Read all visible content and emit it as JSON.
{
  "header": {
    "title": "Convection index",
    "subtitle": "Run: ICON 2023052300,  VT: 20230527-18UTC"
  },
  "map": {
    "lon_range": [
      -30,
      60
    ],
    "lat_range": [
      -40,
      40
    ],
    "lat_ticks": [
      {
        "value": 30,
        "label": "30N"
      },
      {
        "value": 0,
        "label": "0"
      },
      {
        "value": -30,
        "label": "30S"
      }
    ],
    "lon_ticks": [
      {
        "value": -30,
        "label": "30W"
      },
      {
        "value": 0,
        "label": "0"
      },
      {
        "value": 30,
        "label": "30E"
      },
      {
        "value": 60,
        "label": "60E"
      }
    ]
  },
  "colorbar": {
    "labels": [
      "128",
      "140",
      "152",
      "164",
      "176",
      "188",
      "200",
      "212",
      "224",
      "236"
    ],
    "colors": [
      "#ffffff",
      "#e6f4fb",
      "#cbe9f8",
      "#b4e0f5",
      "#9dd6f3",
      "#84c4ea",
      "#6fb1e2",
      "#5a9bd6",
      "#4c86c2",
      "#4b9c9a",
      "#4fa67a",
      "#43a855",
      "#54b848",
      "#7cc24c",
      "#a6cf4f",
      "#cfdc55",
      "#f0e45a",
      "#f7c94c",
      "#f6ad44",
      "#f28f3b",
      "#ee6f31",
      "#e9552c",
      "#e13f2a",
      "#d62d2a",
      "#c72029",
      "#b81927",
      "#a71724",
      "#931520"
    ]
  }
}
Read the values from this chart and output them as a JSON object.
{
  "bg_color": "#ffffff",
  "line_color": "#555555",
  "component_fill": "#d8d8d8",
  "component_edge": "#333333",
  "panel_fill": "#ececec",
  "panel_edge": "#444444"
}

_ _ _ _ _ _ _

Extract every line above containing the word "JSON".

→ Answer below:
Read all visible content and emit it as JSON.
Read the values from this chart and output them as a JSON object.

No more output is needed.